Direction:
Can you copy the lines from the one that contains "OCR this image." through the end of the material below, exactly and with nothing else?

[Dataset records]

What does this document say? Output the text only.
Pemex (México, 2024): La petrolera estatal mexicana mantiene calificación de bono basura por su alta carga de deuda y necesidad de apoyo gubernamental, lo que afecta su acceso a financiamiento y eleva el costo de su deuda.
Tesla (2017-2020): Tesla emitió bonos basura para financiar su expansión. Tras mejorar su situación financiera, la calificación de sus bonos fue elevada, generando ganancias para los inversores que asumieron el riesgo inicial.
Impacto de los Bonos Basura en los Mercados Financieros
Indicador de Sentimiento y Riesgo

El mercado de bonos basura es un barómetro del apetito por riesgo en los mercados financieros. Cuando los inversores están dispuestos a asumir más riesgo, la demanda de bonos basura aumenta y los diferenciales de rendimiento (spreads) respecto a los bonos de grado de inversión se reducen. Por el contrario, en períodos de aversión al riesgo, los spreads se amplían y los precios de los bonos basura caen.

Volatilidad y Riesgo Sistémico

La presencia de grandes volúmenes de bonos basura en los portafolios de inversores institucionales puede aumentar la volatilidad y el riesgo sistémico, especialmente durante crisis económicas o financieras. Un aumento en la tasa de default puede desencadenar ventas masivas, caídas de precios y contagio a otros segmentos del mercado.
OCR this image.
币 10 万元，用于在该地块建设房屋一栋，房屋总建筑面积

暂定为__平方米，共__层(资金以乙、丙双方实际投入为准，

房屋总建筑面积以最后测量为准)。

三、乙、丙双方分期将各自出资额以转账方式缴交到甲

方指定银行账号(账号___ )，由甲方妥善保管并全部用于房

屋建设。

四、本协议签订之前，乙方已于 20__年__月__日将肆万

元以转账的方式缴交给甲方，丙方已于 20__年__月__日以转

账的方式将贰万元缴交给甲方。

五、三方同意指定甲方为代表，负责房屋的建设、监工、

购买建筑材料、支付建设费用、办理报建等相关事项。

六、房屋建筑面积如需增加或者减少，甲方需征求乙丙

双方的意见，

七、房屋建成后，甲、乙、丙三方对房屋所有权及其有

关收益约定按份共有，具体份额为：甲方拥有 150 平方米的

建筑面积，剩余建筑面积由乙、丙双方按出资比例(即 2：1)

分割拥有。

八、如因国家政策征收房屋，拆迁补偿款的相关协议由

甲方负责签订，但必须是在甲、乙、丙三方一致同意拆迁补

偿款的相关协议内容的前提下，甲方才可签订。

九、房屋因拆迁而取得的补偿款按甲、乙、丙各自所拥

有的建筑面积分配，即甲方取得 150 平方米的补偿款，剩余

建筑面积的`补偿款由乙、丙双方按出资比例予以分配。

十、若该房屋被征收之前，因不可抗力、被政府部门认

Worked answer:
OCR this image.
币 10 万元，用于在该地块建设房屋一栋，房屋总建筑面积

暂定为__平方米，共__层(资金以乙、丙双方实际投入为准，

房屋总建筑面积以最后测量为准)。

三、乙、丙双方分期将各自出资额以转账方式缴交到甲

方指定银行账号(账号___ )，由甲方妥善保管并全部用于房

屋建设。

四、本协议签订之前，乙方已于 20__年__月__日将肆万

元以转账的方式缴交给甲方，丙方已于 20__年__月__日以转

账的方式将贰万元缴交给甲方。

五、三方同意指定甲方为代表，负责房屋的建设、监工、

购买建筑材料、支付建设费用、办理报建等相关事项。

六、房屋建筑面积如需增加或者减少，甲方需征求乙丙

双方的意见，

七、房屋建成后，甲、乙、丙三方对房屋所有权及其有

关收益约定按份共有，具体份额为：甲方拥有 150 平方米的

建筑面积，剩余建筑面积由乙、丙双方按出资比例(即 2：1)

分割拥有。

八、如因国家政策征收房屋，拆迁补偿款的相关协议由

甲方负责签订，但必须是在甲、乙、丙三方一致同意拆迁补

偿款的相关协议内容的前提下，甲方才可签订。

九、房屋因拆迁而取得的补偿款按甲、乙、丙各自所拥

有的建筑面积分配，即甲方取得 150 平方米的补偿款，剩余

建筑面积的`补偿款由乙、丙双方按出资比例予以分配。

十、若该房屋被征收之前，因不可抗力、被政府部门认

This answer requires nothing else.